— START RECORD SET —

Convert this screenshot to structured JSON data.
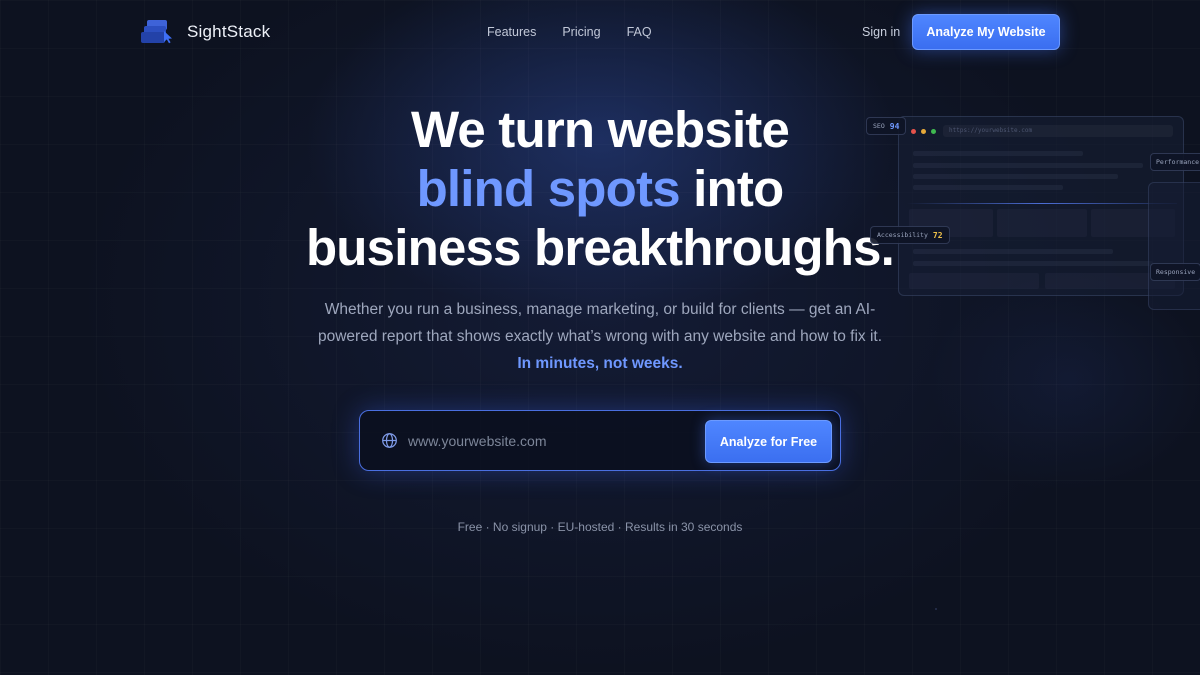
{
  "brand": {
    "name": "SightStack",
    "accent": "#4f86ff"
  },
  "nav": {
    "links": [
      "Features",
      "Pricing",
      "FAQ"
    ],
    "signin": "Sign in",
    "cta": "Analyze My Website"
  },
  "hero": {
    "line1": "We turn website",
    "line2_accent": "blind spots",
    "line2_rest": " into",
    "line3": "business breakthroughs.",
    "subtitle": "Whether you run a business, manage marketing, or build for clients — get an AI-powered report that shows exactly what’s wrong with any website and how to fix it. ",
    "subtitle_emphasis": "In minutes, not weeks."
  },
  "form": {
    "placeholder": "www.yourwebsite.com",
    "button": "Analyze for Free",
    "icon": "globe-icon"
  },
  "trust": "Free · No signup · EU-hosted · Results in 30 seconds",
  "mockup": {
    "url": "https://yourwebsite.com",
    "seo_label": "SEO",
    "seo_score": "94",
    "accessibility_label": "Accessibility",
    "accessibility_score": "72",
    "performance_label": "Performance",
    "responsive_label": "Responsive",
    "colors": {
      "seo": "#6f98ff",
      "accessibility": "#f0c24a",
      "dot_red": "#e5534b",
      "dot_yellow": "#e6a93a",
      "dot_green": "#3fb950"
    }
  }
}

— END RECORD SET —

Identify each line in the entries with the word "Free" and copy it.

RESPONSE BELOW:
    "button": "Analyze for Free",
  "trust": "Free · No signup · EU-hosted · Results in 30 seconds",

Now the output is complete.